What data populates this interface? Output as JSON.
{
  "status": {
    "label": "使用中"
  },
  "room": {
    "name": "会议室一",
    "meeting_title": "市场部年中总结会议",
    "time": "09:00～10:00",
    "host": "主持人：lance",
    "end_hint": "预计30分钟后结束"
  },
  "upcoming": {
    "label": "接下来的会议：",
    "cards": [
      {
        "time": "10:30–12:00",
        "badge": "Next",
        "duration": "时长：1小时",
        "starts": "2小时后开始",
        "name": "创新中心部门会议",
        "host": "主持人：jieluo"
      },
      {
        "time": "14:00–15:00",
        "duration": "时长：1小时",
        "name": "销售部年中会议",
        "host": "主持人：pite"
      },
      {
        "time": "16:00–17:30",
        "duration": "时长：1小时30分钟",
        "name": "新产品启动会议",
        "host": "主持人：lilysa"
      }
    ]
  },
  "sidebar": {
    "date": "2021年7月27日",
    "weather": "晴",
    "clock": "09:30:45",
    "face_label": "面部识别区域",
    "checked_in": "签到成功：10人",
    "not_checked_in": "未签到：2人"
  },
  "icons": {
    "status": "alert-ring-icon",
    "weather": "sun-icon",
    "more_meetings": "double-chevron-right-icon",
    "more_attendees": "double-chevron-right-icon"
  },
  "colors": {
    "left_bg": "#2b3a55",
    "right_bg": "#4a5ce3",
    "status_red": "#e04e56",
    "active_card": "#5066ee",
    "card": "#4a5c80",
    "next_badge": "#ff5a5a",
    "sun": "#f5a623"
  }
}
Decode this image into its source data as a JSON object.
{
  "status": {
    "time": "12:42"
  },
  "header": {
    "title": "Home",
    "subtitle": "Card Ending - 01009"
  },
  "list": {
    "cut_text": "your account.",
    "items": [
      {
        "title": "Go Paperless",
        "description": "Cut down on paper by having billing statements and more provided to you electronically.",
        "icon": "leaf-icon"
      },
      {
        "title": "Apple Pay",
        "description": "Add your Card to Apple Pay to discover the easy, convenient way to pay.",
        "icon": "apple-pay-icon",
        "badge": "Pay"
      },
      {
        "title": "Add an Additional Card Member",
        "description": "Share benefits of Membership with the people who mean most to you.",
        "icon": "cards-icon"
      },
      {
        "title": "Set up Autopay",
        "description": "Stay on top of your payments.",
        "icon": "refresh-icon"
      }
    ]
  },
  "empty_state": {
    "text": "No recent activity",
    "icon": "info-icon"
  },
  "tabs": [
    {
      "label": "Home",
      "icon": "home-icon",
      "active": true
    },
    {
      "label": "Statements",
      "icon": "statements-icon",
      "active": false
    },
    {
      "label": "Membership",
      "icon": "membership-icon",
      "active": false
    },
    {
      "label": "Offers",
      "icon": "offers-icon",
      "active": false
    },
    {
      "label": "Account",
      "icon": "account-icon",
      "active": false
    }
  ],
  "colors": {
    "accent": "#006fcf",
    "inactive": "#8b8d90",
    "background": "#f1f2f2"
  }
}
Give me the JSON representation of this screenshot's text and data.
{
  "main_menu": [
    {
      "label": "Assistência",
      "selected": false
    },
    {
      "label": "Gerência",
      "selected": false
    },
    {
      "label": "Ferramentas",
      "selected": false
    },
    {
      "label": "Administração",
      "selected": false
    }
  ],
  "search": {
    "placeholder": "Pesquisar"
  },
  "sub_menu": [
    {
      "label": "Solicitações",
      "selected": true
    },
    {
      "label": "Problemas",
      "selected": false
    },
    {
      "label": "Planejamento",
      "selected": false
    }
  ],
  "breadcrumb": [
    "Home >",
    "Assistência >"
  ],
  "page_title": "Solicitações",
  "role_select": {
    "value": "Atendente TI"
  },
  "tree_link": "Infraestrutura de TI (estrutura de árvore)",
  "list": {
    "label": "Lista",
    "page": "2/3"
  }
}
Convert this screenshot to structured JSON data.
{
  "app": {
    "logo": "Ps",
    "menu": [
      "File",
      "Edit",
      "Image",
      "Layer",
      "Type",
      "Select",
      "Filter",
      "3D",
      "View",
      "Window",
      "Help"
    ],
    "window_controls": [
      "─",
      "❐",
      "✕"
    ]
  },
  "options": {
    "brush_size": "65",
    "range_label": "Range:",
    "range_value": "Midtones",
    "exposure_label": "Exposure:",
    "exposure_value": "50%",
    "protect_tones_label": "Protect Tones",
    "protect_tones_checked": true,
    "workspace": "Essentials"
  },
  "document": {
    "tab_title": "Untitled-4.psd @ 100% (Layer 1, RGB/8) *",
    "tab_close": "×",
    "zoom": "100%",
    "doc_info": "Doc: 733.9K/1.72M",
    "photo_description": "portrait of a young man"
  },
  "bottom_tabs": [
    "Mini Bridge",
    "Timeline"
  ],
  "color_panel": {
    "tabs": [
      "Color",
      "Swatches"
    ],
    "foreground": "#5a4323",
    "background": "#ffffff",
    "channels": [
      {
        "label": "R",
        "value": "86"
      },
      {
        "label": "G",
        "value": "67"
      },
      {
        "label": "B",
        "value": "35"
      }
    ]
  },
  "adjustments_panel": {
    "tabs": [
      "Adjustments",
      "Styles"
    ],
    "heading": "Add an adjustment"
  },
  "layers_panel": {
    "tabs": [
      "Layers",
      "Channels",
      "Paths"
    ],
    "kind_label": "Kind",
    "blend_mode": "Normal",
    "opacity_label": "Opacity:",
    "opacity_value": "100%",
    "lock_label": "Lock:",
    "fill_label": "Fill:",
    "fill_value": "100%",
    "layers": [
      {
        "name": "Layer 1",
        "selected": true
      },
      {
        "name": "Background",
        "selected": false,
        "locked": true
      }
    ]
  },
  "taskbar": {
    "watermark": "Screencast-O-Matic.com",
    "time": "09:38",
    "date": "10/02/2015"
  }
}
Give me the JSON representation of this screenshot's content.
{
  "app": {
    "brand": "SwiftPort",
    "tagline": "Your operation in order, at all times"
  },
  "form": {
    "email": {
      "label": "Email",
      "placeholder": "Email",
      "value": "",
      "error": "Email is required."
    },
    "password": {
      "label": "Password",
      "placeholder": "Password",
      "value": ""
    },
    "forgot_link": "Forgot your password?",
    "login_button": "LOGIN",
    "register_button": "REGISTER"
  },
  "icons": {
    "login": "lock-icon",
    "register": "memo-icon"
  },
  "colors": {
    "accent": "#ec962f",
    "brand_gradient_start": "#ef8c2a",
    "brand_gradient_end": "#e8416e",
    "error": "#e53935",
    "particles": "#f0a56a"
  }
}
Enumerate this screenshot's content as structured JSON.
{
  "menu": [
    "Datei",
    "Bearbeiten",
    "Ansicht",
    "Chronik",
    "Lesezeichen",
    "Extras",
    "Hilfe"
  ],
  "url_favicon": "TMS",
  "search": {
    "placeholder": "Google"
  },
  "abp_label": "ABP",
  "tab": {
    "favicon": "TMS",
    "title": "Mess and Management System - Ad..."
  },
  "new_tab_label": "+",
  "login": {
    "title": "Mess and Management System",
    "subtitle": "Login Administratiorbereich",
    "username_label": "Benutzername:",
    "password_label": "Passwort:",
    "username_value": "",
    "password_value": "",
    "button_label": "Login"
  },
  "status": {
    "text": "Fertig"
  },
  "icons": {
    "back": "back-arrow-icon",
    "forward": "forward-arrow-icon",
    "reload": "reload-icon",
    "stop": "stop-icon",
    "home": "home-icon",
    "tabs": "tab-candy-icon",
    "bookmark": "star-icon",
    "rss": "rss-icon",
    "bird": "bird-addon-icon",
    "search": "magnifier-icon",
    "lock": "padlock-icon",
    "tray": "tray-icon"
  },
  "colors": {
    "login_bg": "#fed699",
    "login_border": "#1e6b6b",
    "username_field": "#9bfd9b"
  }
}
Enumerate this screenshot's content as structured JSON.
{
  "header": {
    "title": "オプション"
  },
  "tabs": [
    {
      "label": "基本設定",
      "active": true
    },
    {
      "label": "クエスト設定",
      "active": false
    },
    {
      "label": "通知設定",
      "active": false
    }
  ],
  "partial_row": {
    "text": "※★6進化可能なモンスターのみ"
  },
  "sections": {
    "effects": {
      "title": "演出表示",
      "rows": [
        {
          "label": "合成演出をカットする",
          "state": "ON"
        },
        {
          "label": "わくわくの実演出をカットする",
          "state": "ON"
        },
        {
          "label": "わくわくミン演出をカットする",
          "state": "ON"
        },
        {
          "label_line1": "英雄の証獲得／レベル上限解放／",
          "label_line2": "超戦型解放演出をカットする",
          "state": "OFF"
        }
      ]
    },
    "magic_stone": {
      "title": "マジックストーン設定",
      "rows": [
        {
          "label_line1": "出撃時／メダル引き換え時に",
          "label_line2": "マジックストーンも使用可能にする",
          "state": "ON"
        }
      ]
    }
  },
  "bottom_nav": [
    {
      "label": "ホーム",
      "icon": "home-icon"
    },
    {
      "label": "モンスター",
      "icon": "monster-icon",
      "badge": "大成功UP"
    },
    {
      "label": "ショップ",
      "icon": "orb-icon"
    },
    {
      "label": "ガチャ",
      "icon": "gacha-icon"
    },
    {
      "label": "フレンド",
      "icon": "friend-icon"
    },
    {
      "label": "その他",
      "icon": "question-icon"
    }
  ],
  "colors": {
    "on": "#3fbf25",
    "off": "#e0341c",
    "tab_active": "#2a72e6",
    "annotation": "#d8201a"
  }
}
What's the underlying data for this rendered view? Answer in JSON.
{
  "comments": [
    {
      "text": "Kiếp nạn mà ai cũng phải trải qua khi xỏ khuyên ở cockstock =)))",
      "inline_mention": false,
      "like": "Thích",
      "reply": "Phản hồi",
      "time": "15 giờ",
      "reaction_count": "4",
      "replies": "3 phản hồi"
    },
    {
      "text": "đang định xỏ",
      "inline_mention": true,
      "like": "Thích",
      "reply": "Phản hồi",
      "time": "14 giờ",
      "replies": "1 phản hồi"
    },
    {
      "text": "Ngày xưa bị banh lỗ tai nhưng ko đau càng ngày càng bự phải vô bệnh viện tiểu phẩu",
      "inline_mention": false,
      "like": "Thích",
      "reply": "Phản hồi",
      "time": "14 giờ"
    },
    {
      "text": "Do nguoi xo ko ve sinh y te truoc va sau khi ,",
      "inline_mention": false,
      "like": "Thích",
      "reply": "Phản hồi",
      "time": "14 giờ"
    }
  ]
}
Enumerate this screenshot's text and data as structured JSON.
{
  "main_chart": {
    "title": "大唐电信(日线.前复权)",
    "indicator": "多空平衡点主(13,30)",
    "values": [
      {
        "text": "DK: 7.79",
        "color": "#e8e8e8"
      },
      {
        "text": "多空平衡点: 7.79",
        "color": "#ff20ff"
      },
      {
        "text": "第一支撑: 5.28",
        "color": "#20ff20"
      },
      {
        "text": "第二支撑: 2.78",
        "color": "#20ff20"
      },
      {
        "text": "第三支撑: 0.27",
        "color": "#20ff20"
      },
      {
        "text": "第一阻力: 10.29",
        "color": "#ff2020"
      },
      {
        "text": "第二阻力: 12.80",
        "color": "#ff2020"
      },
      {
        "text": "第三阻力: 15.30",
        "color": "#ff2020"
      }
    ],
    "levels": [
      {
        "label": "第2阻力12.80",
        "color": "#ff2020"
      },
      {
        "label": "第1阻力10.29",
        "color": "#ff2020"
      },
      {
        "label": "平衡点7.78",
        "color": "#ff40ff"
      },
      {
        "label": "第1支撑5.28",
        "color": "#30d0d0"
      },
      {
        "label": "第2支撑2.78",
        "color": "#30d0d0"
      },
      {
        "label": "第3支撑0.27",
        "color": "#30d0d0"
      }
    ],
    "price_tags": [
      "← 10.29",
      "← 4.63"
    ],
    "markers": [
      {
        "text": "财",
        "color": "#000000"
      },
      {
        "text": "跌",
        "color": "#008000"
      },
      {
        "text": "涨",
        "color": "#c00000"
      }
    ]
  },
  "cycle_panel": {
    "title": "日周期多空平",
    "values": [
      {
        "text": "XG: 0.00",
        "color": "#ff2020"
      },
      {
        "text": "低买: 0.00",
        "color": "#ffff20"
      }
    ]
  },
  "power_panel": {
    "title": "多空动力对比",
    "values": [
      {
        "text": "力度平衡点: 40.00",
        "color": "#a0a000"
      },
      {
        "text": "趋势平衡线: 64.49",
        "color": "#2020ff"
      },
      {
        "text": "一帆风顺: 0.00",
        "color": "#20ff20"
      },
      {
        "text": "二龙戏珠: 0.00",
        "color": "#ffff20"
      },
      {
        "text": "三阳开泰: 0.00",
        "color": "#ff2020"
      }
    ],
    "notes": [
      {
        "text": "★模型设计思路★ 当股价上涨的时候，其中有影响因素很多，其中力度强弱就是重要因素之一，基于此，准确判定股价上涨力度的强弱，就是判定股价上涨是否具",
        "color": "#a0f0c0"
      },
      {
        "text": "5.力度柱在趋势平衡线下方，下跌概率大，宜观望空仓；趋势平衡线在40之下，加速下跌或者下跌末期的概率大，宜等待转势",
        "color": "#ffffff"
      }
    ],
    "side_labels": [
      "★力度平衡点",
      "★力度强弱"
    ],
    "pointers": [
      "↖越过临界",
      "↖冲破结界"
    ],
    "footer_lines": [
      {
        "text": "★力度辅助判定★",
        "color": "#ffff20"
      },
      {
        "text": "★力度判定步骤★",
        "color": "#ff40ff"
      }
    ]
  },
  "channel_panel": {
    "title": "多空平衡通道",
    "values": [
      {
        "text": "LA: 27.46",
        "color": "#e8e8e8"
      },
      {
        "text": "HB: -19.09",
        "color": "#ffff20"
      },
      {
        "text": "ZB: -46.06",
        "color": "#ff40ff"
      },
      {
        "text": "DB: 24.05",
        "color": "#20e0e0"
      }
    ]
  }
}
——
* The task:
Gather up every line in the data above that contains the word "JSON", copying each one.

* The reply:
What data populates this interface? Output as JSON.
Decode this image into its source data as a JSON object.
Give me the JSON representation of this screenshot's text and data.
Convert this screenshot to structured JSON data.
Give me the JSON representation of this screenshot's content.
Enumerate this screenshot's content as structured JSON.
Enumerate this screenshot's content as structured JSON.
What's the underlying data for this rendered view? Answer in JSON.
Enumerate this screenshot's text and data as structured JSON.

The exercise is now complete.